== Exercise task ==
State how many lines of the entries hold the string "LSTAT". Reply with the number alone.

----- Material shown

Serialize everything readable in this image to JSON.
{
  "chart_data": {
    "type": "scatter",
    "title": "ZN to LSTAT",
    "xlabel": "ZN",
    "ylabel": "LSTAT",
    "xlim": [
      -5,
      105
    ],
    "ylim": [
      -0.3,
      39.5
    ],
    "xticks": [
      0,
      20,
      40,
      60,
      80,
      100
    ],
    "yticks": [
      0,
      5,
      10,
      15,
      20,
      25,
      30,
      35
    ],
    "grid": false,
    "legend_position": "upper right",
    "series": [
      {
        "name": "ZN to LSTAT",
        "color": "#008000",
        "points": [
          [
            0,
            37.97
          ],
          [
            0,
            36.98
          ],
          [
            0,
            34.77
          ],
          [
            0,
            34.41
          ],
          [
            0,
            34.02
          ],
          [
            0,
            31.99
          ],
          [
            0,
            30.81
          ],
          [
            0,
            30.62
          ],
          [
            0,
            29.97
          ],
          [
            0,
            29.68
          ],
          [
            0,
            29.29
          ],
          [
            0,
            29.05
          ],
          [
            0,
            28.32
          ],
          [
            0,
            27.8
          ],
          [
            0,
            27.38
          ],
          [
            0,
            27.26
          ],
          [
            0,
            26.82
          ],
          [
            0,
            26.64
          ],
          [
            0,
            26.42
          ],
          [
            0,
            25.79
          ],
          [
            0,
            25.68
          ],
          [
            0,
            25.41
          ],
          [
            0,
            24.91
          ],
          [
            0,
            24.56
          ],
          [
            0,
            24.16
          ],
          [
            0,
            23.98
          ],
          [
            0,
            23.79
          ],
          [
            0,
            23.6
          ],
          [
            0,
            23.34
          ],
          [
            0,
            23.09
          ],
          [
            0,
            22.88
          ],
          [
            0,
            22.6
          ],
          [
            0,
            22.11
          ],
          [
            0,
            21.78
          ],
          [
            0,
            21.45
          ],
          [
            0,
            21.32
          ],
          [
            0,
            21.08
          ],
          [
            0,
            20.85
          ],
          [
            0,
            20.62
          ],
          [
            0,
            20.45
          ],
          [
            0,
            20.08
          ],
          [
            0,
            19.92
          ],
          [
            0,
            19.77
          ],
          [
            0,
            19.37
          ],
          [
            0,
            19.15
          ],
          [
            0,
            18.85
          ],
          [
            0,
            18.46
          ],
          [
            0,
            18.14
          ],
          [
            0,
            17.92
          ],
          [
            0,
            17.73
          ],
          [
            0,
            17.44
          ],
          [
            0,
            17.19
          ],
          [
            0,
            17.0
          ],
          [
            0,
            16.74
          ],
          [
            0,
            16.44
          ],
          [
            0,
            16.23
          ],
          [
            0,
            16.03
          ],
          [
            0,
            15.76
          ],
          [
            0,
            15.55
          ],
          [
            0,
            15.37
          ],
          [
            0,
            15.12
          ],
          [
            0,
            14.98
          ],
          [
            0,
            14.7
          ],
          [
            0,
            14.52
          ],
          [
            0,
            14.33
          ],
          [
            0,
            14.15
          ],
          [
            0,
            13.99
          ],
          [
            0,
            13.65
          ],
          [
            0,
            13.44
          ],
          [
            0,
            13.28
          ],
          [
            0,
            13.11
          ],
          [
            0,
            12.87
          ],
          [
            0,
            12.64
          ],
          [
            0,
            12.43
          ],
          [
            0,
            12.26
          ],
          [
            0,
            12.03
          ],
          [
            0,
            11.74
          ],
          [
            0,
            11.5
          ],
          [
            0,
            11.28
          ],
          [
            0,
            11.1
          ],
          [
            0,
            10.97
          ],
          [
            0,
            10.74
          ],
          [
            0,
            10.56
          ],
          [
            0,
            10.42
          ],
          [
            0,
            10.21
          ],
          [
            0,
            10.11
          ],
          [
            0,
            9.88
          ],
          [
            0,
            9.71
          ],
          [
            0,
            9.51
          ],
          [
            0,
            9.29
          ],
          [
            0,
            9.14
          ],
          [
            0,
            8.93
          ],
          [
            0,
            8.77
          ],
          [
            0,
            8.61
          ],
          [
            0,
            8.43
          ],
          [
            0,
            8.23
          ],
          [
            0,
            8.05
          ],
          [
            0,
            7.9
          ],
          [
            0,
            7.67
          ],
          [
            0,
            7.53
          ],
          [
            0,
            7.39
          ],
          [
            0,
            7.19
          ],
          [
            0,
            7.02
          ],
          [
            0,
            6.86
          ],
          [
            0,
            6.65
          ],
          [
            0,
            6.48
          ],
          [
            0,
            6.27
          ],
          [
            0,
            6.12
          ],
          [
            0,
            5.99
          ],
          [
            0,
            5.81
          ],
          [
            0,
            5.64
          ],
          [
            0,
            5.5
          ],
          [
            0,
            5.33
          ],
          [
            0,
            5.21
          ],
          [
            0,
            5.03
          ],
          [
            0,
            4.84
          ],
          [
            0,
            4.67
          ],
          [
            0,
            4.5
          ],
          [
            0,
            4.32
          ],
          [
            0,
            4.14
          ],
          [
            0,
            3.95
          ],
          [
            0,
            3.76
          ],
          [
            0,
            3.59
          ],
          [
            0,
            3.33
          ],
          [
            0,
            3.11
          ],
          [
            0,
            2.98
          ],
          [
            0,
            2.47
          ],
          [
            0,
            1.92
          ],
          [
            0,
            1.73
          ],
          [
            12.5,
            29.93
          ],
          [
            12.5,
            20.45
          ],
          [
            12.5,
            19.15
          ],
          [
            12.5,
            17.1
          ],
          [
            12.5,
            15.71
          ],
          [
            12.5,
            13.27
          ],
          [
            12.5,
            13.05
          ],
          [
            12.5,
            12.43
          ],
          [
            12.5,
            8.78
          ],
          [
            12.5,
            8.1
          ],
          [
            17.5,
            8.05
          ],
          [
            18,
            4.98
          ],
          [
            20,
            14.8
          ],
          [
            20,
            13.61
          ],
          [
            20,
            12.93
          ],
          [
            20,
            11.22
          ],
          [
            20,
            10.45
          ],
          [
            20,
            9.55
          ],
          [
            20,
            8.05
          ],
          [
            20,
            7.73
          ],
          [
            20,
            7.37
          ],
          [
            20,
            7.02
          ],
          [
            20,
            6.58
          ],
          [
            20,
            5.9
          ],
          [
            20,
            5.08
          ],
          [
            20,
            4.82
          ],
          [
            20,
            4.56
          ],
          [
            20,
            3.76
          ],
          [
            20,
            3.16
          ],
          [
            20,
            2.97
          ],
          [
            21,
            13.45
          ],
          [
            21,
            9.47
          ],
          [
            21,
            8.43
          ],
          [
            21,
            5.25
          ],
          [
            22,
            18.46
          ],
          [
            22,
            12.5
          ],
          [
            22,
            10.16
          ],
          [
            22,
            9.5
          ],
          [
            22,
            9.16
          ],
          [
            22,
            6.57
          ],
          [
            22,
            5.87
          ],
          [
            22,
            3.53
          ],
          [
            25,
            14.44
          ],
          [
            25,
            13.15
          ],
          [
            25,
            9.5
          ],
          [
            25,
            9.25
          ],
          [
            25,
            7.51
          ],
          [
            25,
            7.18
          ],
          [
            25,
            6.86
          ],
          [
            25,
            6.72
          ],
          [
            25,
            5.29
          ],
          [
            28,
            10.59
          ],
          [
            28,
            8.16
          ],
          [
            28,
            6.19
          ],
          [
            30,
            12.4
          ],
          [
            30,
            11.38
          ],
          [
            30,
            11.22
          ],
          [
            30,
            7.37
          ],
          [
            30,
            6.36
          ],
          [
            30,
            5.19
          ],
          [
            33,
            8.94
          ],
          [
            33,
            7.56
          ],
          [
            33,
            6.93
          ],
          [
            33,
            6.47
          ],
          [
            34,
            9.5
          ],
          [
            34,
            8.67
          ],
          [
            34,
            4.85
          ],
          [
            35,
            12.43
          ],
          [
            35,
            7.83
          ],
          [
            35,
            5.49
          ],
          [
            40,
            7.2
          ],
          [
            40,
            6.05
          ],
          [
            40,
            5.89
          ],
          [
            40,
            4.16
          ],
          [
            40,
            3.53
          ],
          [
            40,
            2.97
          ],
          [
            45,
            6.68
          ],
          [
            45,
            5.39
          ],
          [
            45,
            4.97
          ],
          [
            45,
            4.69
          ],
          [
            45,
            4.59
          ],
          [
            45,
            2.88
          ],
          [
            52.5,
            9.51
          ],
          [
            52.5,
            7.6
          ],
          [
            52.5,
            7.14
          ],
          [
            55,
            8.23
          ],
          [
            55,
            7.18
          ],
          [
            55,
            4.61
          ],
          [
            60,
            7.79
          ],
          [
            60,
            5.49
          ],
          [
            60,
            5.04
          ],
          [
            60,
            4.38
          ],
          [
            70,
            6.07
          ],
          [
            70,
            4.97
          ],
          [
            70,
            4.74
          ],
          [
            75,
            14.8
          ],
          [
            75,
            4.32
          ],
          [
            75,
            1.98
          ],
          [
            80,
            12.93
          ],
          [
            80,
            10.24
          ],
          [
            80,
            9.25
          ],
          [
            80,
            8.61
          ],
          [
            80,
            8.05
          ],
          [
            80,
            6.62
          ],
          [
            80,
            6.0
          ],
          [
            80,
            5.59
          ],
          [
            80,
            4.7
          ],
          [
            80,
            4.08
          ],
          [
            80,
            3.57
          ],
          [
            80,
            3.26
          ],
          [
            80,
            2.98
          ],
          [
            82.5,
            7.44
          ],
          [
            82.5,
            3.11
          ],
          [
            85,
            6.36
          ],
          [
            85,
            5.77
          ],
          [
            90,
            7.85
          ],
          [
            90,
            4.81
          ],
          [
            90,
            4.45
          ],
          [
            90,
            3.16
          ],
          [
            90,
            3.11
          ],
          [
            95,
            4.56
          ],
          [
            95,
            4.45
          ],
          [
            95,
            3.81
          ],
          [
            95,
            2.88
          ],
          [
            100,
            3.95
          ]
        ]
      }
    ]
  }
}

----------

== Complete output ==
3